_Task brief_
Your task is to copy every line of the entries that contains "ylabel".

_Records_

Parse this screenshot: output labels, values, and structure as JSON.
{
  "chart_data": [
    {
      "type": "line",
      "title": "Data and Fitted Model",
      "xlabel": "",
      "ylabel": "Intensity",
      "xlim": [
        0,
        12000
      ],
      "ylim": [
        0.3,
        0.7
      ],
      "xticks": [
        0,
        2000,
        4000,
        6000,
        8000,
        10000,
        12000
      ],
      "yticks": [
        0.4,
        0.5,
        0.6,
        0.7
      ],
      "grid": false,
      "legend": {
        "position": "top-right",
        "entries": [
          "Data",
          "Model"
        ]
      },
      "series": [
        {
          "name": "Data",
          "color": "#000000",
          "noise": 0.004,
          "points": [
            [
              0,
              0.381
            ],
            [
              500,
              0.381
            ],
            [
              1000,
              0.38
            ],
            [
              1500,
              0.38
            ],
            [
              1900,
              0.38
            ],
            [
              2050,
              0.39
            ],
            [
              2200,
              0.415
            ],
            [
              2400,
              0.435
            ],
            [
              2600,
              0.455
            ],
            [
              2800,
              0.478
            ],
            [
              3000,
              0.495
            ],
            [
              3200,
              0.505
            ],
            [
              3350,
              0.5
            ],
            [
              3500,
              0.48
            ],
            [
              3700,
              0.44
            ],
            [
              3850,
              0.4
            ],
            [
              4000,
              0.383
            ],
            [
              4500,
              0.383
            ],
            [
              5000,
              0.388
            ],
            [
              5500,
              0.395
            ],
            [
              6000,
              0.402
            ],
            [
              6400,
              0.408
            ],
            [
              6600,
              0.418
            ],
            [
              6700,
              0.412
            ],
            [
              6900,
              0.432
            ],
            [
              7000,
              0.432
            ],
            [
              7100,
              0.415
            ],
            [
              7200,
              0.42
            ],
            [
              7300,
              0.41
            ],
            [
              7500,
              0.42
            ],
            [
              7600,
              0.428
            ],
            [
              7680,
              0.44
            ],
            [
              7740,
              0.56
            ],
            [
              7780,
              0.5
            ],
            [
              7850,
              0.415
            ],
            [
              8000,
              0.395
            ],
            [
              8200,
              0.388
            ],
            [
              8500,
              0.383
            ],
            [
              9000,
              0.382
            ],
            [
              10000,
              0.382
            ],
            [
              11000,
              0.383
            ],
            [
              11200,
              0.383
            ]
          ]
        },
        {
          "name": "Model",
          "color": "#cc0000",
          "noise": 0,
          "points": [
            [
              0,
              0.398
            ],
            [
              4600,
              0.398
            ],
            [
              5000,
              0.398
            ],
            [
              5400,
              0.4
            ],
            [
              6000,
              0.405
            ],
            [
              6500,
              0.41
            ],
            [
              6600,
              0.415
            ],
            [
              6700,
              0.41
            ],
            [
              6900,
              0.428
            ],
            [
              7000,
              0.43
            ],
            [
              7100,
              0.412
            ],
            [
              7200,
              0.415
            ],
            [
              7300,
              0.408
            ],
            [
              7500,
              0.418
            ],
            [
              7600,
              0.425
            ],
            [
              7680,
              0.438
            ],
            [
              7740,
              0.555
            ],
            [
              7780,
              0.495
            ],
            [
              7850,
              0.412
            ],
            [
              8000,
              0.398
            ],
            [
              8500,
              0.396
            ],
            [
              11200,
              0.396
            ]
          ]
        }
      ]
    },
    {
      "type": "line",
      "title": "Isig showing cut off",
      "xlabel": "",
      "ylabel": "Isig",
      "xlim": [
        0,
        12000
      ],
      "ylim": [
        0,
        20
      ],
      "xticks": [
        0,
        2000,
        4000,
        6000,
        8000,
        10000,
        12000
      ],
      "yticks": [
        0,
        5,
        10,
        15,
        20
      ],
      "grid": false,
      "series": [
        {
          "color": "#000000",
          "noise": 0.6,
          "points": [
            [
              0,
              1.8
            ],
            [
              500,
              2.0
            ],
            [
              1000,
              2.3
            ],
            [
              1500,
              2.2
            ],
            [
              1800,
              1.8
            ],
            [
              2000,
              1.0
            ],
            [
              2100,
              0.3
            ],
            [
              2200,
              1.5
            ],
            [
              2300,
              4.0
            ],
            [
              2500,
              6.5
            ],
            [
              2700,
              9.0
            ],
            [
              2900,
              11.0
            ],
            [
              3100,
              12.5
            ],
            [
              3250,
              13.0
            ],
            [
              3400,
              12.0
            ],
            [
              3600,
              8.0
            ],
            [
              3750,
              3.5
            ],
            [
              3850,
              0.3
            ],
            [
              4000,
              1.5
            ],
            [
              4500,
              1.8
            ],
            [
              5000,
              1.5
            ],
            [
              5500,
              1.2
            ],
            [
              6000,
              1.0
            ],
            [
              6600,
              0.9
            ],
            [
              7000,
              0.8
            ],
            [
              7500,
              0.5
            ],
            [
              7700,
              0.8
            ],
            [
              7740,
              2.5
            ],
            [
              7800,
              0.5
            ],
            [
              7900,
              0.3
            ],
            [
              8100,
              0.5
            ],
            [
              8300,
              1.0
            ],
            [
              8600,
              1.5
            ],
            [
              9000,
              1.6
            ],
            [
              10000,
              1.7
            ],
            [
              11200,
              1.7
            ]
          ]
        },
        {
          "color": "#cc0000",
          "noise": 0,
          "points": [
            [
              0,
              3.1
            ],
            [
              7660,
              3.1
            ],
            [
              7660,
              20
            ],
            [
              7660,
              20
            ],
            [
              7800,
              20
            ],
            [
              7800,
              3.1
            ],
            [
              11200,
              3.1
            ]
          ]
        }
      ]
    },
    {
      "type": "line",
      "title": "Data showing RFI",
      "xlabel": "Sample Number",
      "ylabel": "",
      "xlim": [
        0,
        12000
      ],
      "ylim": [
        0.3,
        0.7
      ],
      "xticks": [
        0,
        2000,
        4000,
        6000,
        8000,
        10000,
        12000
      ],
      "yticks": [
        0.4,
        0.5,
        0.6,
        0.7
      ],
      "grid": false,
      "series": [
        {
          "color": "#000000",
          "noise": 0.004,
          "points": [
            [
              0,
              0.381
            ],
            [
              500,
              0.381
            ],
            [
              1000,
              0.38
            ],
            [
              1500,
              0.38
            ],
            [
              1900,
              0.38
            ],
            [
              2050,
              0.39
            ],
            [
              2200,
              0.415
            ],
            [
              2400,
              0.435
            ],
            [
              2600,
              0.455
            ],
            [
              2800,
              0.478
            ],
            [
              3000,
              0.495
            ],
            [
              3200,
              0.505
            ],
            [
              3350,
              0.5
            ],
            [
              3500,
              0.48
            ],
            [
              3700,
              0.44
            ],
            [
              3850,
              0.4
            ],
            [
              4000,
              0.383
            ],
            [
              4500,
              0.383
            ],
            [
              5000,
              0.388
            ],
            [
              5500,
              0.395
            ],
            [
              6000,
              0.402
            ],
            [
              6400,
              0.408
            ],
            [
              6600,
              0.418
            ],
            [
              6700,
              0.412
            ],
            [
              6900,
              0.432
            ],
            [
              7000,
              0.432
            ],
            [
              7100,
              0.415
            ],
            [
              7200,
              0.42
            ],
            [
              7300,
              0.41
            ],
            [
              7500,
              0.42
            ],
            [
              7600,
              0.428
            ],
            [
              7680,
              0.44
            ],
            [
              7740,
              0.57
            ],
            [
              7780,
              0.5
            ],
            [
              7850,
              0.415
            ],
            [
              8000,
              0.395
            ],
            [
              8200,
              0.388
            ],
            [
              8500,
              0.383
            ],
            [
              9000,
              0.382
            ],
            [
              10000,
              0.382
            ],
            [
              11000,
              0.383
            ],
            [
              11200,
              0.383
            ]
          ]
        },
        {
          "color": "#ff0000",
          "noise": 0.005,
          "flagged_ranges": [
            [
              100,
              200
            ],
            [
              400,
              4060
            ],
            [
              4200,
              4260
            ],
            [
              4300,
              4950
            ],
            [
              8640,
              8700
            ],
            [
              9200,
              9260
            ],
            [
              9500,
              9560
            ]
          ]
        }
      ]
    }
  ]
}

_Final answer_
      "ylabel": "Intensity",
      "ylabel": "Isig",
      "ylabel": "",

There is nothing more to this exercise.